**Written instruction**.
The exercise asks you to copy every line below in which "során" appears.

**Records for this exercise**.
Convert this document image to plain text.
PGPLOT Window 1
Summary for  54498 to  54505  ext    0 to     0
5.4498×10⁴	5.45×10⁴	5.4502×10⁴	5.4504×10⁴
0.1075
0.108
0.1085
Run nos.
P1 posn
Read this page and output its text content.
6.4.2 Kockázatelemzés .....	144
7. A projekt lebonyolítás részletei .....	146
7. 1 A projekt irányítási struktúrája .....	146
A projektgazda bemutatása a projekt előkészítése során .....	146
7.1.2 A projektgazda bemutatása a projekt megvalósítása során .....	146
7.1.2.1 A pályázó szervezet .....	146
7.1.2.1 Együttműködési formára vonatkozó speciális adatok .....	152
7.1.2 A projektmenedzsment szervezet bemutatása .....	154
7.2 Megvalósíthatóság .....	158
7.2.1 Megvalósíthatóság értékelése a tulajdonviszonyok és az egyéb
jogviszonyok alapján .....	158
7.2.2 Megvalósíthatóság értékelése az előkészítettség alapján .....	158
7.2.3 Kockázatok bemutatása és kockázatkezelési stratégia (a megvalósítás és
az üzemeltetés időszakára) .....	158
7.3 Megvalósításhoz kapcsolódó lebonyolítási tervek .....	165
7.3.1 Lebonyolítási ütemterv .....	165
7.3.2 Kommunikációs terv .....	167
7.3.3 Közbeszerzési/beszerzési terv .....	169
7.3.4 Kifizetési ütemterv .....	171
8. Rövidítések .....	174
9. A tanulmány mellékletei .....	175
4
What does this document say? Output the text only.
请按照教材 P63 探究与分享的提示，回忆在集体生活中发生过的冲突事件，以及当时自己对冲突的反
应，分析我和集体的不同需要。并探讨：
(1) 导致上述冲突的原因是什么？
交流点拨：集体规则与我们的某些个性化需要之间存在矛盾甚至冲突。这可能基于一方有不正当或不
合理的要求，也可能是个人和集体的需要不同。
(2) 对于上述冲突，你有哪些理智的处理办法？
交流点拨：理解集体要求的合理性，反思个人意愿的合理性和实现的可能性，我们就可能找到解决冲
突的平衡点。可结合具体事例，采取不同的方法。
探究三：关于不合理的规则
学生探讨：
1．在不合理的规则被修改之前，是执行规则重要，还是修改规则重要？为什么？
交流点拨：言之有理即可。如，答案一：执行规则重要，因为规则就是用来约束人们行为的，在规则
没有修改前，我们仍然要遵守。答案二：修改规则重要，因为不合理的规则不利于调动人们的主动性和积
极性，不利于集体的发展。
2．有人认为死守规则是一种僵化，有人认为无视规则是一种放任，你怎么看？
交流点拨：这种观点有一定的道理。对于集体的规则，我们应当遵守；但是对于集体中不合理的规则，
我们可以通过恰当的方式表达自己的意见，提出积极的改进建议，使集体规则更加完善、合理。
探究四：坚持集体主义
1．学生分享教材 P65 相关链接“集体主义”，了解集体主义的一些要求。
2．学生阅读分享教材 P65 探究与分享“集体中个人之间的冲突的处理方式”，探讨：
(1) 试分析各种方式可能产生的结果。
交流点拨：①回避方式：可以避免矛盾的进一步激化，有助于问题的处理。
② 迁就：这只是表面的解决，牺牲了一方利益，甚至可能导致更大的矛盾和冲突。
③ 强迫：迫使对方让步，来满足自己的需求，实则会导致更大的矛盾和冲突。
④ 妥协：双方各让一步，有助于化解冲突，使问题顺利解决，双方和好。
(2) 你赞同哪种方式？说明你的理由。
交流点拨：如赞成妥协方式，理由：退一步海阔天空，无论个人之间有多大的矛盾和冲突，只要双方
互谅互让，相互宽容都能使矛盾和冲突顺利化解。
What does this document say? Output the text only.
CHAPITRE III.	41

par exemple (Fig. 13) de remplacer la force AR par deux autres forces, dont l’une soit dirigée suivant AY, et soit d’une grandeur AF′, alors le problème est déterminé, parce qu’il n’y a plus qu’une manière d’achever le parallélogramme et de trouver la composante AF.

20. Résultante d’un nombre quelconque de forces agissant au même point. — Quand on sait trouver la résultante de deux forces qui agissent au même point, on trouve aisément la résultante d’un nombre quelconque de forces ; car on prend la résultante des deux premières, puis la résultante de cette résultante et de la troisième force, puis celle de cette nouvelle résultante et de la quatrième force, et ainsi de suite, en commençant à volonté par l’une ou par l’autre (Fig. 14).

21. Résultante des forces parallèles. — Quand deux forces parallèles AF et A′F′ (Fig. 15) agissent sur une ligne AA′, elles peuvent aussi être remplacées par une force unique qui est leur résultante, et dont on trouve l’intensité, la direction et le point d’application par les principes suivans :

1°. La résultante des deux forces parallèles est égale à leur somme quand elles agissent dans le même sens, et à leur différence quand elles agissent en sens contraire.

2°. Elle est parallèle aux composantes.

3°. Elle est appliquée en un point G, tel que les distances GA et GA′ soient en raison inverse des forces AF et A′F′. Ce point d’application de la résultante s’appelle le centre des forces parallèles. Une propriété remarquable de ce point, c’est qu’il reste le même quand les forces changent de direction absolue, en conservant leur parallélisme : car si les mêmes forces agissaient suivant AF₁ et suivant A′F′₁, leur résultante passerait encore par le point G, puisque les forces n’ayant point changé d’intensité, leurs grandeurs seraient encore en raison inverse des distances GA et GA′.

**The solution**.
A projektgazda bemutatása a projekt előkészítése során .....	146
7.1.2 A projektgazda bemutatása a projekt megvalósítása során .....	146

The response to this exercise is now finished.